:: Problem to solve ::
Find the lines containing "Office" and say how many there are, with no other words.

:: Dataset items ::
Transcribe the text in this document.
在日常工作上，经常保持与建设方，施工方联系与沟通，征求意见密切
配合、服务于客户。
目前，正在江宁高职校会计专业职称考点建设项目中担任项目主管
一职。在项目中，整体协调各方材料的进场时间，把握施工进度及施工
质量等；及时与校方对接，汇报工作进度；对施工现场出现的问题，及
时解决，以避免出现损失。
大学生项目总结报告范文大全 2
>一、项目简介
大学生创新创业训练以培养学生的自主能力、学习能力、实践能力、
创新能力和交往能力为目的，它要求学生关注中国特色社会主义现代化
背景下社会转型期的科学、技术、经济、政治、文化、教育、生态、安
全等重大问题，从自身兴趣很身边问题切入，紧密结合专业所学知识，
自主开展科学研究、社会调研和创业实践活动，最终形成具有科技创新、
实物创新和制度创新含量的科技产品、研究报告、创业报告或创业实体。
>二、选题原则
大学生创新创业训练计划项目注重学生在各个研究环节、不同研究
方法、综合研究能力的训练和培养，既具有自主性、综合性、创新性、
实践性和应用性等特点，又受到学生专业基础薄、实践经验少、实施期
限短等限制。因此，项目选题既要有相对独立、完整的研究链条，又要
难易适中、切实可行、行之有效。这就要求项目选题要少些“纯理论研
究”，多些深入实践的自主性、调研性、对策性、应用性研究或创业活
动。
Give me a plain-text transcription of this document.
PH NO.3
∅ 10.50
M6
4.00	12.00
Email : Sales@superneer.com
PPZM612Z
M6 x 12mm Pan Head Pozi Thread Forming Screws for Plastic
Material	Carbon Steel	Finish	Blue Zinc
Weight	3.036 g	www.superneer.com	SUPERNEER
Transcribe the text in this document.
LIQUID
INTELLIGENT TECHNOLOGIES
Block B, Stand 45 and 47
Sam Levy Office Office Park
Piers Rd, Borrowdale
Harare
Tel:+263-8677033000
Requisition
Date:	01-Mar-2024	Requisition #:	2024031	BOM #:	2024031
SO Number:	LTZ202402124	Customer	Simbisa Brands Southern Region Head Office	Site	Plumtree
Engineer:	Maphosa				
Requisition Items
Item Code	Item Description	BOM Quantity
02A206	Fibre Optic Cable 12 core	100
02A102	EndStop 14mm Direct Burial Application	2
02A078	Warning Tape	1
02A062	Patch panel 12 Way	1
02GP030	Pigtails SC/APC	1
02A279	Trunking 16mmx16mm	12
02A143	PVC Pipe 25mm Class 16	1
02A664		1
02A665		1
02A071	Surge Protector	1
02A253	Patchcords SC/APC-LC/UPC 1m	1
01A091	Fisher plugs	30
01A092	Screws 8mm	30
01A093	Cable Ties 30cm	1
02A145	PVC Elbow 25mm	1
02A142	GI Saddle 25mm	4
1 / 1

:: Full solution ::
2